[Saved data entries]

* * * * * * * * *

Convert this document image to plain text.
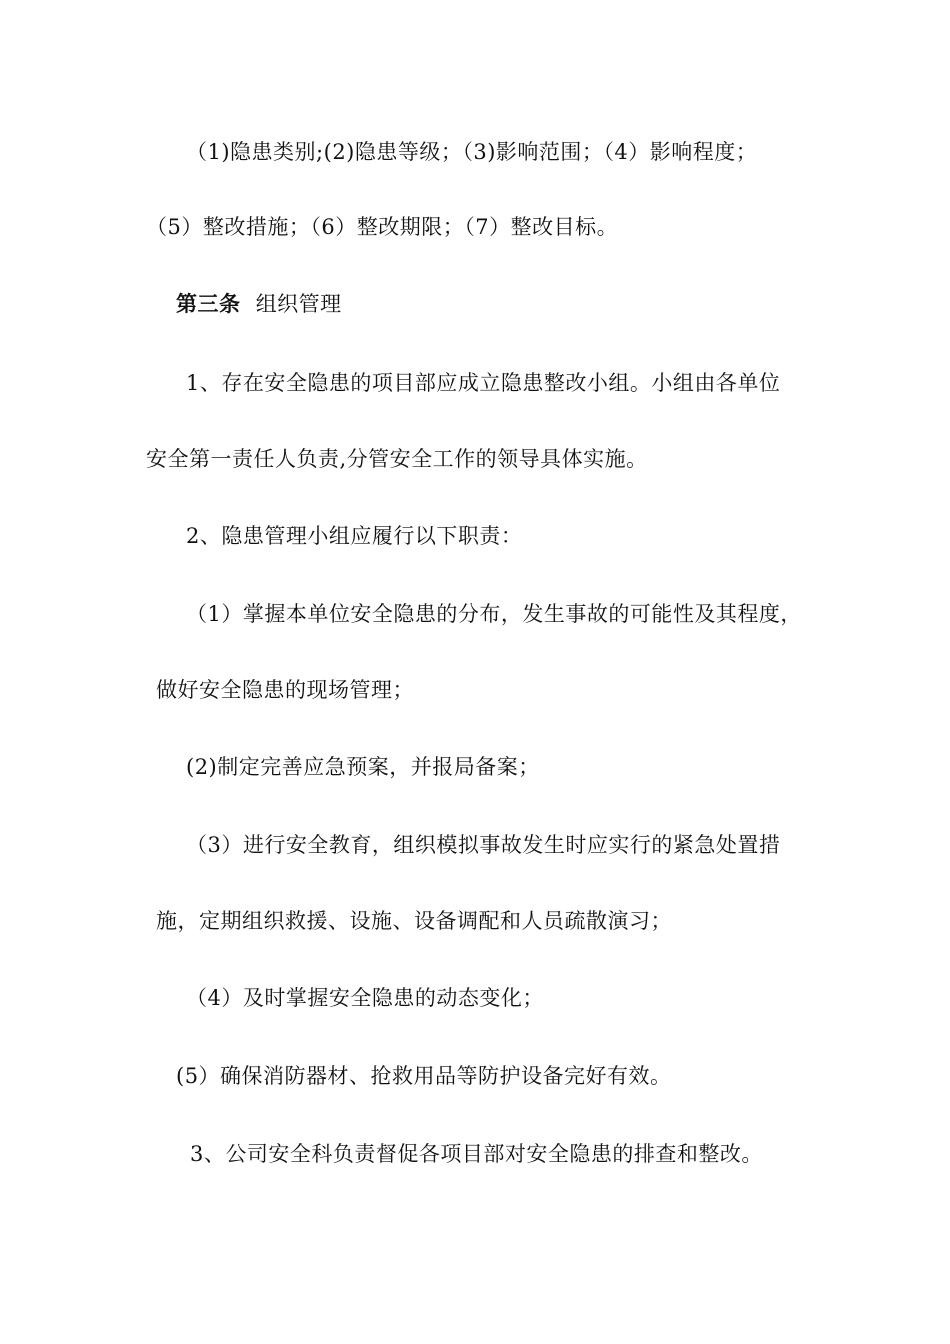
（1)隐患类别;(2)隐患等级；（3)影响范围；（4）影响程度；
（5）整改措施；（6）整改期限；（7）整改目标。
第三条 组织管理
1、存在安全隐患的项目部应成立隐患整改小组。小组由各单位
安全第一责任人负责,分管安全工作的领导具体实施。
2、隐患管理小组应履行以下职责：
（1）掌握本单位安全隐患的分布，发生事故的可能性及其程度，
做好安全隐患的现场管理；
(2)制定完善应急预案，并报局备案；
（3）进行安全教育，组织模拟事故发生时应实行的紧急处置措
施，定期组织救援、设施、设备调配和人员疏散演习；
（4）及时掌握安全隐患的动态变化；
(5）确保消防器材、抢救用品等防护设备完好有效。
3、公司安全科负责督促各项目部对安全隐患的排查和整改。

* * * * * * * * *

Exercise prompt: Transcribe each entry precisely as given, leaving the pictures out.

Result for this task:
Convert this document image to plain text.
（1)隐患类别;(2)隐患等级；（3)影响范围；（4）影响程度；
（5）整改措施；（6）整改期限；（7）整改目标。
第三条 组织管理
1、存在安全隐患的项目部应成立隐患整改小组。小组由各单位
安全第一责任人负责,分管安全工作的领导具体实施。
2、隐患管理小组应履行以下职责：
（1）掌握本单位安全隐患的分布，发生事故的可能性及其程度，
做好安全隐患的现场管理；
(2)制定完善应急预案，并报局备案；
（3）进行安全教育，组织模拟事故发生时应实行的紧急处置措
施，定期组织救援、设施、设备调配和人员疏散演习；
（4）及时掌握安全隐患的动态变化；
(5）确保消防器材、抢救用品等防护设备完好有效。
3、公司安全科负责督促各项目部对安全隐患的排查和整改。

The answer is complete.